Document segment:

((

RSS

Hydrolix Delivers Big Game Observability for Major Broadcast and Streaming Content Provider

Learn how Hydrolix provides observability to our clients during peak streaming events.

Franz Knupfer

Published:

Feb 28, 2024

7 minute read
,

With a record-setting 123.7 million viewers tuning in, the big game between San Francisco and Kansas City wasn’t just a game. It was a milestone in over-the-top live sports broadcasting delivered across the platform of one of the world’s largest broadcast, cable, and streaming providers.

Behind the scenes, Hydrolix provided the customer with end-to-end observability and deliverability intelligence, creating a complete view from stream origin to end user. Our team worked directly with the client’s operations team, including on-site, to navigate the immense data challenges of the event.

))

Exercise inputs:
((

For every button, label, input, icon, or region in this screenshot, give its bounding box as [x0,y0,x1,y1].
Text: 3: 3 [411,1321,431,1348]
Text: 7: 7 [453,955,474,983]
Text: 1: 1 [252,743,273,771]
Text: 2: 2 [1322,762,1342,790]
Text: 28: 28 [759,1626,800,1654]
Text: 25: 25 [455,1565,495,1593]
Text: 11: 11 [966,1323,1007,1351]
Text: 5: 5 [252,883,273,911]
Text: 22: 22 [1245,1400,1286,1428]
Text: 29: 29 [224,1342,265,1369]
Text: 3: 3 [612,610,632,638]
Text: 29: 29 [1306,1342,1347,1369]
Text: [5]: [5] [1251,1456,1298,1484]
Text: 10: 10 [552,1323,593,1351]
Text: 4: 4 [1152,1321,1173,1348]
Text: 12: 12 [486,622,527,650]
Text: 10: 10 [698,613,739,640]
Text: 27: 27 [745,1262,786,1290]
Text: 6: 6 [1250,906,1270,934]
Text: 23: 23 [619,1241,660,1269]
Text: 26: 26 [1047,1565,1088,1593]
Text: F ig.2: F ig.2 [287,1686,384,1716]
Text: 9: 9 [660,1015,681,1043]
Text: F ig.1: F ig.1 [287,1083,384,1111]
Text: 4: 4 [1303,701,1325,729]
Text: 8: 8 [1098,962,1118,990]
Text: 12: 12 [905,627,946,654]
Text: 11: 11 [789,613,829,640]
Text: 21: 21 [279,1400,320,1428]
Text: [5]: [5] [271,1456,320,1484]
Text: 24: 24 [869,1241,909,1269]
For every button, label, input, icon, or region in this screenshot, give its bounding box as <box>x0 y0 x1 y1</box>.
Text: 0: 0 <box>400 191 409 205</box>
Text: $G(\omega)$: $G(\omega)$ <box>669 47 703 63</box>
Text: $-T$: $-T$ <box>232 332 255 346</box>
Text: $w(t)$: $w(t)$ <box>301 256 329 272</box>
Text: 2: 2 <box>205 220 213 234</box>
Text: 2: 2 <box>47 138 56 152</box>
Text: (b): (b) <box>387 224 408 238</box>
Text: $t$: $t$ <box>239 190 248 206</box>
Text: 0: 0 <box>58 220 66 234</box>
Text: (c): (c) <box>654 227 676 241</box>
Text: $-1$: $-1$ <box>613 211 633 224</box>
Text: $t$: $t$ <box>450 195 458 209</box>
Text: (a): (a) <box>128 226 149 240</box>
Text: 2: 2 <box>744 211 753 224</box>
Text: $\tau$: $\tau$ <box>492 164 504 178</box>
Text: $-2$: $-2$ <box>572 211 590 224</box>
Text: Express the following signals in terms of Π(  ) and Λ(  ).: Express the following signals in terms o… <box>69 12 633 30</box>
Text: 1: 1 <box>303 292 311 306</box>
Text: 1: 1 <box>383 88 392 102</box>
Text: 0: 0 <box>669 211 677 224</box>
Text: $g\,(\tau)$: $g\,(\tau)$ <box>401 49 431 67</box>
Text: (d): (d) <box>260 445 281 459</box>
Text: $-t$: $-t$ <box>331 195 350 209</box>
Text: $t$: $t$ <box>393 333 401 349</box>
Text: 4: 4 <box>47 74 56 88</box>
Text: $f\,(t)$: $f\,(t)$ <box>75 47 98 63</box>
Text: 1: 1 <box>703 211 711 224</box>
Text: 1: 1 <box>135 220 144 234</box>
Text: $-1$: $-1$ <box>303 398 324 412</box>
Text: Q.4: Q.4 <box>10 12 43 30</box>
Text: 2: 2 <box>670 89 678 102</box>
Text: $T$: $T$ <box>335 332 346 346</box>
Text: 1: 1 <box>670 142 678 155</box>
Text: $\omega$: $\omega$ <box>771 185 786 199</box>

))

Problems:
1. Summarize the page on Hydrolix and big game observability in two sentences.
2. Render the records, from their first line up to and including the line with "Text: 2: 2 [1322,762,1342,790]", as a Markdown table with the columns Row and Content, leaving out any blank lines.

Solved problems:
1. The big game between San Francisco and Kansas City drew a record-setting 123.7 million viewers and marked a milestone in over-the-top live sports broadcasting on the platform of one of the world's largest broadcast, cable, and streaming providers. Behind the scenes, Hydrolix gave this customer end-to-end observability and deliverability intelligence from stream origin to end user, and its team worked directly with the client's operations team, including on-site, on the event's immense data challenges.

2.
| Row | Content |
|---|---|
| 1 | For every button, label, input, icon, or region in this screenshot, give its bounding box as [x0,y0,x1,y1]. |
| 2 | Text: 3: 3 [411,1321,431,1348] |
| 3 | Text: 7: 7 [453,955,474,983] |
| 4 | Text: 1: 1 [252,743,273,771] |
| 5 | Text: 2: 2 [1322,762,1342,790] |